======== Supplied material ========

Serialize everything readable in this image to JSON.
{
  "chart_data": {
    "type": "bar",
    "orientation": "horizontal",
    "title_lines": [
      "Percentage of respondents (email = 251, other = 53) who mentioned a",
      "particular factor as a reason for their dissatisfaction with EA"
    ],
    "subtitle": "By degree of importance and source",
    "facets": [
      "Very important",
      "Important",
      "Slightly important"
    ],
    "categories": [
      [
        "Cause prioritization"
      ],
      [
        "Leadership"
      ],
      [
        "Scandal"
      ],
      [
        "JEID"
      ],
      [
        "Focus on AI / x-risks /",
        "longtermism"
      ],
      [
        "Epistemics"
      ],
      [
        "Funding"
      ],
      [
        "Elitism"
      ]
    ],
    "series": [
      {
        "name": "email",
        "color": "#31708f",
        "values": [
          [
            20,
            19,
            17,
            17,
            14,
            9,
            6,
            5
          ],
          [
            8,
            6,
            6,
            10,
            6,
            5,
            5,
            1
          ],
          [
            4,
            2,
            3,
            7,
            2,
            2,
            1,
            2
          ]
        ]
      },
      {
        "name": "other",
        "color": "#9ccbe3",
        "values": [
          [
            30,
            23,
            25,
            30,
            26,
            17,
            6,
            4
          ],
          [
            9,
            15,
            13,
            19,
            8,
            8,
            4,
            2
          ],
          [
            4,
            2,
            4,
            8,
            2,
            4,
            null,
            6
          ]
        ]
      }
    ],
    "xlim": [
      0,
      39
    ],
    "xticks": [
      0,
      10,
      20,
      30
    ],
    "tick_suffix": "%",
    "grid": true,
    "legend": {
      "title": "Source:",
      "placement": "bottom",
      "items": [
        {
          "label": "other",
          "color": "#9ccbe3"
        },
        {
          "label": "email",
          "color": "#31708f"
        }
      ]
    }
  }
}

========

Search the entries for the string "color" and collect each line that has it.

◆ **Final answer**
        "color": "#31708f",
        "color": "#9ccbe3",
          "color": "#9ccbe3"
          "color": "#31708f"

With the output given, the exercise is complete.